GIVEN EXERCISE.
Your task is to reproduce the entries below word for word.
□ □ □ □ □
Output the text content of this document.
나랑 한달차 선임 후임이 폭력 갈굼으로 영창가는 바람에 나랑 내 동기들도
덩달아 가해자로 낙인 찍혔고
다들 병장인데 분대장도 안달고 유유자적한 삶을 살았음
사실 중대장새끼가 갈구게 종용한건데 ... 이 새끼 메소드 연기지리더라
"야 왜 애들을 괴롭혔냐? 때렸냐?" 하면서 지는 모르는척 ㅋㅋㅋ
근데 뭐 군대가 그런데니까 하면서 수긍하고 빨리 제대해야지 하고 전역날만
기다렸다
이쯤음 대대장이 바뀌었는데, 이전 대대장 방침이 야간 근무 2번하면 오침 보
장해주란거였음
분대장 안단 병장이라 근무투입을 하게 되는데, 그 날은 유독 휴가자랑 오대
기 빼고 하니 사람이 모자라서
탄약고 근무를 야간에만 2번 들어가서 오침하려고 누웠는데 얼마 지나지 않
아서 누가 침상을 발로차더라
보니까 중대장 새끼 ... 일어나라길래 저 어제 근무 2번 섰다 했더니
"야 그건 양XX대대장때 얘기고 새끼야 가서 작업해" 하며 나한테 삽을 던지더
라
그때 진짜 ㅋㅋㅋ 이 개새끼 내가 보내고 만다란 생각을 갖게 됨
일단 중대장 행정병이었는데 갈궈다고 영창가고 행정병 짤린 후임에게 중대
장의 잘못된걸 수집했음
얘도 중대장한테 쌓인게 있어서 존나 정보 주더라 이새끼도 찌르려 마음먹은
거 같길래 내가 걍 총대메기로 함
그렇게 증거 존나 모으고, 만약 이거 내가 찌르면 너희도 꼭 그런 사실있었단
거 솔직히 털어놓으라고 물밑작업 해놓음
□ □ □ □ □
EXERCISE ANSWER.
Output the text content of this document.
나랑 한달차 선임 후임이 폭력 갈굼으로 영창가는 바람에 나랑 내 동기들도
덩달아 가해자로 낙인 찍혔고
다들 병장인데 분대장도 안달고 유유자적한 삶을 살았음
사실 중대장새끼가 갈구게 종용한건데 ... 이 새끼 메소드 연기지리더라
"야 왜 애들을 괴롭혔냐? 때렸냐?" 하면서 지는 모르는척 ㅋㅋㅋ
근데 뭐 군대가 그런데니까 하면서 수긍하고 빨리 제대해야지 하고 전역날만
기다렸다
이쯤음 대대장이 바뀌었는데, 이전 대대장 방침이 야간 근무 2번하면 오침 보
장해주란거였음
분대장 안단 병장이라 근무투입을 하게 되는데, 그 날은 유독 휴가자랑 오대
기 빼고 하니 사람이 모자라서
탄약고 근무를 야간에만 2번 들어가서 오침하려고 누웠는데 얼마 지나지 않
아서 누가 침상을 발로차더라
보니까 중대장 새끼 ... 일어나라길래 저 어제 근무 2번 섰다 했더니
"야 그건 양XX대대장때 얘기고 새끼야 가서 작업해" 하며 나한테 삽을 던지더
라
그때 진짜 ㅋㅋㅋ 이 개새끼 내가 보내고 만다란 생각을 갖게 됨
일단 중대장 행정병이었는데 갈궈다고 영창가고 행정병 짤린 후임에게 중대
장의 잘못된걸 수집했음
얘도 중대장한테 쌓인게 있어서 존나 정보 주더라 이새끼도 찌르려 마음먹은
거 같길래 내가 걍 총대메기로 함
그렇게 증거 존나 모으고, 만약 이거 내가 찌르면 너희도 꼭 그런 사실있었단
거 솔직히 털어놓으라고 물밑작업 해놓음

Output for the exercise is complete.